WORK REQUIRED: Write out these lines exactly, starting at the line that contains "Give me the" and stopping after the line that contains "macd-histogram-bar [169,503,174,507]".

EXTRACTED ENTRIES:
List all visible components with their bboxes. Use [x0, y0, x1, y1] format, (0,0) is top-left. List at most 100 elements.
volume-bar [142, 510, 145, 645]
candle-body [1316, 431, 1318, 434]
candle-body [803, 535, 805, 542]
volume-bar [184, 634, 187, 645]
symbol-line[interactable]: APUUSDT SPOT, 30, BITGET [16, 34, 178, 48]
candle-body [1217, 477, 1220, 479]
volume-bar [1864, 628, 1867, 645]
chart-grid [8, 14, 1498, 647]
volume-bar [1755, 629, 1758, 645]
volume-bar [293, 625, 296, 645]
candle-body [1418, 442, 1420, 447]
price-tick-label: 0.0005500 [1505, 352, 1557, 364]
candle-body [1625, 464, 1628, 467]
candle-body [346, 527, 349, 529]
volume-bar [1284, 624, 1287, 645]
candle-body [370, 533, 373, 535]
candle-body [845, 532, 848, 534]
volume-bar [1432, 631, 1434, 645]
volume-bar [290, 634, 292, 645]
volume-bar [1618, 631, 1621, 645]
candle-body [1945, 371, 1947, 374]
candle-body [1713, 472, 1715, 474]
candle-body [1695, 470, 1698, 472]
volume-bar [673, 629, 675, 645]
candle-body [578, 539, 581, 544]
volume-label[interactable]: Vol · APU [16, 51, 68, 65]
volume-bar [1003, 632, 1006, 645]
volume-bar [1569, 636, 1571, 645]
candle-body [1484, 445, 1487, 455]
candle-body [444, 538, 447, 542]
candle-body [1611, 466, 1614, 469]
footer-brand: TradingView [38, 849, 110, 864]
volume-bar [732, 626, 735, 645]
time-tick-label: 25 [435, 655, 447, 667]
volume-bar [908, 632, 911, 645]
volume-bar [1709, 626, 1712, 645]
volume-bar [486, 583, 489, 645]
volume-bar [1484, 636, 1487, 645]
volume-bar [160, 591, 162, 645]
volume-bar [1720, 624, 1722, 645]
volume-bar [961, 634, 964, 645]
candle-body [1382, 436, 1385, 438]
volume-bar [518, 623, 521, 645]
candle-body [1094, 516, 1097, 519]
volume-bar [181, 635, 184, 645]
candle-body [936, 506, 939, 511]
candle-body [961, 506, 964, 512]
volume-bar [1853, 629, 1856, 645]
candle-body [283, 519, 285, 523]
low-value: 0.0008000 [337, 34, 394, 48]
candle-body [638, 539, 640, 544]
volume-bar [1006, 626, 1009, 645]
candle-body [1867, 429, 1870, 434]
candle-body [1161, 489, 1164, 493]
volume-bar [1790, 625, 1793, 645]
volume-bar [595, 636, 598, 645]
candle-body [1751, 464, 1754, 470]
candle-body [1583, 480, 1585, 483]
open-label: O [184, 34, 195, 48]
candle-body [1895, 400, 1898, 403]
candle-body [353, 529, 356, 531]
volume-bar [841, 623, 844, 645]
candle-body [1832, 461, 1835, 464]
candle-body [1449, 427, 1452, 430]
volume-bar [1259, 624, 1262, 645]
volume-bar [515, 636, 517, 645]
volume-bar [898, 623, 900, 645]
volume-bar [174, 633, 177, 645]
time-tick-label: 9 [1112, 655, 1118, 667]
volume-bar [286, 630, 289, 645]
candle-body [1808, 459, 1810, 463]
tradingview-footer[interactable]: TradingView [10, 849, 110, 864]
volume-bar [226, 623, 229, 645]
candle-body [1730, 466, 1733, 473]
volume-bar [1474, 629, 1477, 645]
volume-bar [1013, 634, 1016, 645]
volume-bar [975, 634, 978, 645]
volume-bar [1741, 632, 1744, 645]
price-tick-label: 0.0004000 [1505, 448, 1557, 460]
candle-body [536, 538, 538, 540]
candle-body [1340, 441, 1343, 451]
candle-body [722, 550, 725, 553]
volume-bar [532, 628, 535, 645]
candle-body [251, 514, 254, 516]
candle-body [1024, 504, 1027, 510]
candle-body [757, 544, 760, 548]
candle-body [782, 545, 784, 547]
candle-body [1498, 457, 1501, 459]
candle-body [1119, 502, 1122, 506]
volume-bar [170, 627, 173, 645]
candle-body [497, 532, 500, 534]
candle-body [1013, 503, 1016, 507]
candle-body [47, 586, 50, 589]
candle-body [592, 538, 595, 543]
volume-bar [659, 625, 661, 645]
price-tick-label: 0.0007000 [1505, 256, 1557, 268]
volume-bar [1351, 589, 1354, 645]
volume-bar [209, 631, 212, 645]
...
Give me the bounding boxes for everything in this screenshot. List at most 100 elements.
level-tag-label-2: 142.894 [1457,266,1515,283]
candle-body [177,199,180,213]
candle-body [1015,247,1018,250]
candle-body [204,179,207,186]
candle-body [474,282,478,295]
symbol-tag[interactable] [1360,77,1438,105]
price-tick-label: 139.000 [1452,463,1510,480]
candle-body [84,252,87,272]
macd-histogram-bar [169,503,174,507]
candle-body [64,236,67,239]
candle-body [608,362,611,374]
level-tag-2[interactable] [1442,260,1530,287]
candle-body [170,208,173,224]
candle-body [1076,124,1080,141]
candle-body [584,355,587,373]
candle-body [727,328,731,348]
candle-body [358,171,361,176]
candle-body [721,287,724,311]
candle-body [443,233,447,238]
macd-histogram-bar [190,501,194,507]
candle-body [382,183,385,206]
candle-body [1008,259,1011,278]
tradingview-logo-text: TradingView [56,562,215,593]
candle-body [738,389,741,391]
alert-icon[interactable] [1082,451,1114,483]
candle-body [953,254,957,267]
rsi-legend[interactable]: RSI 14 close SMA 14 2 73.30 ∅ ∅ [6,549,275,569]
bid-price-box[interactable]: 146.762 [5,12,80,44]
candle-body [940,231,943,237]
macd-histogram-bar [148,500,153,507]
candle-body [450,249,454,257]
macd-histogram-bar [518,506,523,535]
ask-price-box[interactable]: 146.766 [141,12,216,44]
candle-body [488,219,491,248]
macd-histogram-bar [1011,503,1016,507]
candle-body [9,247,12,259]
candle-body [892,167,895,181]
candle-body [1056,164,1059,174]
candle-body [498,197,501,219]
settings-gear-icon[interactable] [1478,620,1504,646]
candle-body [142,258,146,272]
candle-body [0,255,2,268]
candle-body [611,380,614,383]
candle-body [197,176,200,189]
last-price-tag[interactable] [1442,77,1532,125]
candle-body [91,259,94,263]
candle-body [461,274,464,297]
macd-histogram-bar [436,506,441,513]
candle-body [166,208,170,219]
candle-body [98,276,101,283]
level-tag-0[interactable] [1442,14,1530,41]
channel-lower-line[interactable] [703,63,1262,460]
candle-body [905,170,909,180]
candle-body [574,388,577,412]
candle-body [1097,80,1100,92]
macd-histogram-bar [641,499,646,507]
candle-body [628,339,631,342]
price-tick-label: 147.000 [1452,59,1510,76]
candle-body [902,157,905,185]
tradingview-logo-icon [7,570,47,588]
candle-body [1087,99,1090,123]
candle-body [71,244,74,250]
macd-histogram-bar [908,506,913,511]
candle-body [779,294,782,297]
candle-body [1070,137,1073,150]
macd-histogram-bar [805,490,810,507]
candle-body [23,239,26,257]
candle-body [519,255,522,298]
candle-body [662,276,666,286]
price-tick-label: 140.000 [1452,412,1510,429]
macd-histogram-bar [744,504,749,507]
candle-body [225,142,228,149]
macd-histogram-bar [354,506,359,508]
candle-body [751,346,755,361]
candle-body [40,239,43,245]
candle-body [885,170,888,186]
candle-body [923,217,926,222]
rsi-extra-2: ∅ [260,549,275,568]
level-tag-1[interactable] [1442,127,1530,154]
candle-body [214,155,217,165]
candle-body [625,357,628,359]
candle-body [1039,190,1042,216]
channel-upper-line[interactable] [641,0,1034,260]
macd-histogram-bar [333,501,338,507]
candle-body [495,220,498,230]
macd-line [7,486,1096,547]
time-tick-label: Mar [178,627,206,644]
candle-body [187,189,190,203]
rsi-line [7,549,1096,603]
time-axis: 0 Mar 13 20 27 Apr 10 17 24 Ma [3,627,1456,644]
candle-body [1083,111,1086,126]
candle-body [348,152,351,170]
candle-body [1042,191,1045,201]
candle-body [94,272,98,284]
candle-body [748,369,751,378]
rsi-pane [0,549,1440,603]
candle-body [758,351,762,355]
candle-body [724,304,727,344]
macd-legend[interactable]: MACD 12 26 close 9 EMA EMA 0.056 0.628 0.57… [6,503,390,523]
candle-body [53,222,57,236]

SOLUTION:
Give me the bounding boxes for everything in this screenshot. List at most 100 elements.
level-tag-label-2: 142.894 [1457,266,1515,283]
candle-body [177,199,180,213]
candle-body [1015,247,1018,250]
candle-body [204,179,207,186]
candle-body [474,282,478,295]
symbol-tag[interactable] [1360,77,1438,105]
price-tick-label: 139.000 [1452,463,1510,480]
candle-body [84,252,87,272]
macd-histogram-bar [169,503,174,507]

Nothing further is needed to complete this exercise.